### ITEMS
■ ■ ■ ■ ■
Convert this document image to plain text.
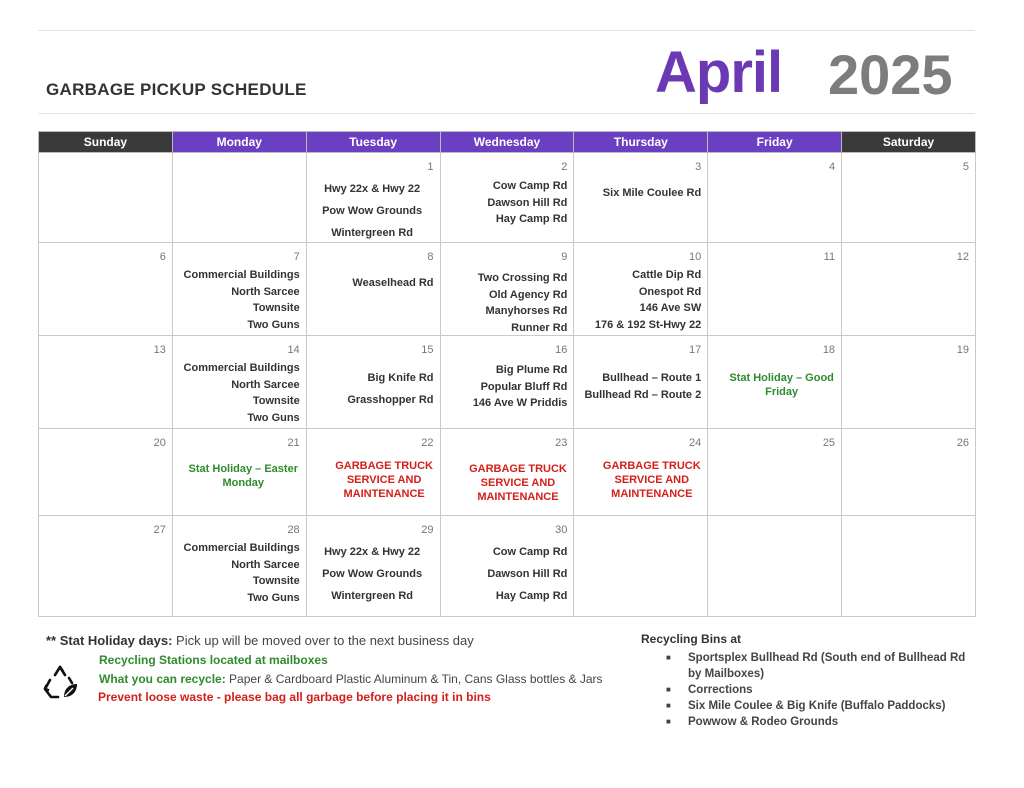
GARBAGE PICKUP SCHEDULE	April 2025
Sunday	Monday	Tuesday	Wednesday	Thursday	Friday	Saturday

		1
Hwy 22x & Hwy 22
Pow Wow Grounds
Wintergreen Rd	2
Cow Camp Rd
Dawson Hill Rd
Hay Camp Rd	3
Six Mile Coulee Rd	4	5

6	7
Commercial Buildings
North Sarcee
Townsite
Two Guns	8
Weaselhead Rd	9
Two Crossing Rd
Old Agency Rd
Manyhorses Rd
Runner Rd	10
Cattle Dip Rd
Onespot Rd
146 Ave SW
176 & 192 St-Hwy 22	11	12

13	14
Commercial Buildings
North Sarcee
Townsite
Two Guns	15
Big Knife Rd
Grasshopper Rd	16
Big Plume Rd
Popular Bluff Rd
146 Ave W Priddis	17
Bullhead – Route 1
Bullhead Rd – Route 2	18
Stat Holiday – Good Friday	19

20	21
Stat Holiday – Easter Monday	22
GARBAGE TRUCK SERVICE AND MAINTENANCE	23
GARBAGE TRUCK SERVICE AND MAINTENANCE	24
GARBAGE TRUCK SERVICE AND MAINTENANCE	25	26

27	28
Commercial Buildings
North Sarcee
Townsite
Two Guns	29
Hwy 22x & Hwy 22
Pow Wow Grounds
Wintergreen Rd	30
Cow Camp Rd
Dawson Hill Rd
Hay Camp Rd			

** Stat Holiday days: Pick up will be moved over to the next business day
Recycling Stations located at mailboxes
What you can recycle: Paper & Cardboard Plastic Aluminum & Tin, Cans Glass bottles & Jars
Prevent loose waste - please bag all garbage before placing it in bins
Recycling Bins at
■ Sportsplex Bullhead Rd (South end of Bullhead Rd by Mailboxes)
■ Corrections
■ Six Mile Coulee & Big Knife (Buffalo Paddocks)
■ Powwow & Rodeo Grounds
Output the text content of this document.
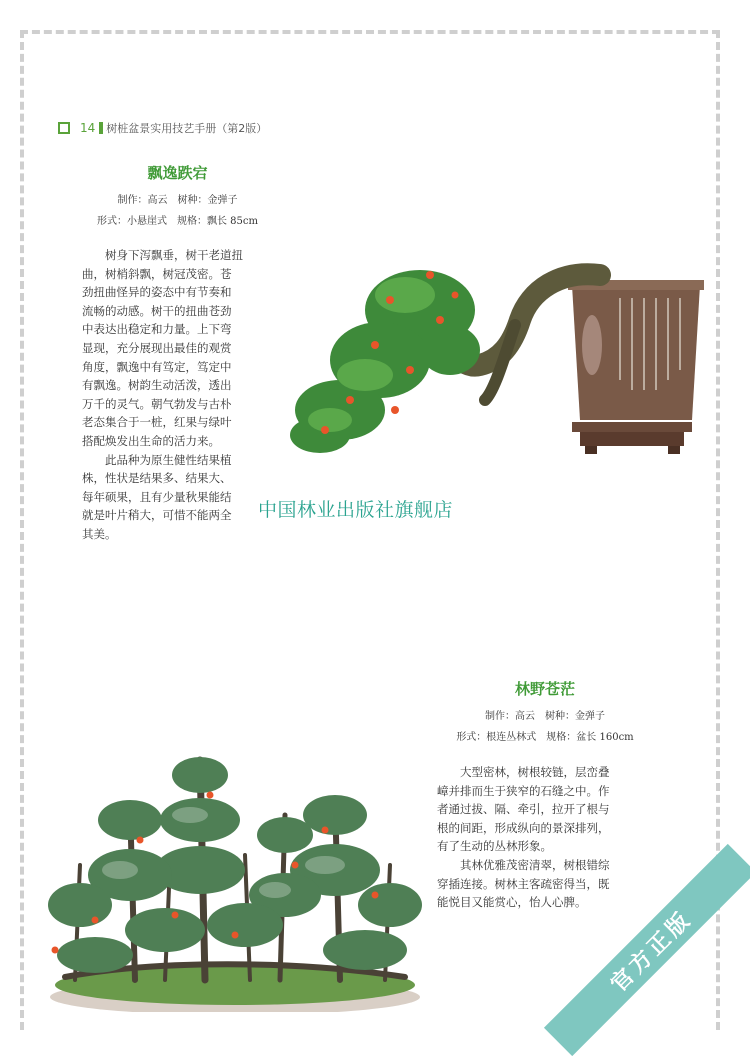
14 树桩盆景实用技艺手册（第2版）
飘逸跌宕
制作：高云　树种：金弹子
形式：小悬崖式　规格：飘长 85cm
树身下泻飘垂，树干老道扭
曲，树梢斜飘，树冠茂密。苍
劲扭曲怪异的姿态中有节奏和
流畅的动感。树干的扭曲苍劲
中表达出稳定和力量。上下弯
显现，充分展现出最佳的观赏
角度，飘逸中有笃定，笃定中
有飘逸。树韵生动活泼，透出
万千的灵气。朝气勃发与古朴
老态集合于一桩，红果与绿叶
搭配焕发出生命的活力来。
此品种为原生健性结果植
株，性状是结果多、结果大、
每年硕果，且有少量秋果能结
就是叶片稍大，可惜不能两全
其美。
中国林业出版社旗舰店
林野苍茫
制作：高云　树种：金弹子
形式：根连丛林式　规格：盆长 160cm
大型密林，树根较链，层峦叠
嶂并排而生于狭窄的石缝之中。作
者通过拔、隔、牵引，拉开了根与
根的间距，形成纵向的景深排列，
有了生动的丛林形象。
其林优雅茂密清翠，树根错综
穿插连接。树林主客疏密得当，既
能悦目又能赏心，怡人心脾。
官方正版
■ ■ ■ ■ ■
### WORK REQUIRED
Extract, exactly as written, the span of lines from the one holding "Output the text content of this document." through the last line, inclusive. Skip any picture.

### THE COMPLETED TASK
Output the text content of this document.
14 树桩盆景实用技艺手册（第2版）
飘逸跌宕
制作：高云　树种：金弹子
形式：小悬崖式　规格：飘长 85cm
树身下泻飘垂，树干老道扭
曲，树梢斜飘，树冠茂密。苍
劲扭曲怪异的姿态中有节奏和
流畅的动感。树干的扭曲苍劲
中表达出稳定和力量。上下弯
显现，充分展现出最佳的观赏
角度，飘逸中有笃定，笃定中
有飘逸。树韵生动活泼，透出
万千的灵气。朝气勃发与古朴
老态集合于一桩，红果与绿叶
搭配焕发出生命的活力来。
此品种为原生健性结果植
株，性状是结果多、结果大、
每年硕果，且有少量秋果能结
就是叶片稍大，可惜不能两全
其美。
中国林业出版社旗舰店
林野苍茫
制作：高云　树种：金弹子
形式：根连丛林式　规格：盆长 160cm
大型密林，树根较链，层峦叠
嶂并排而生于狭窄的石缝之中。作
者通过拔、隔、牵引，拉开了根与
根的间距，形成纵向的景深排列，
有了生动的丛林形象。
其林优雅茂密清翠，树根错综
穿插连接。树林主客疏密得当，既
能悦目又能赏心，怡人心脾。
官方正版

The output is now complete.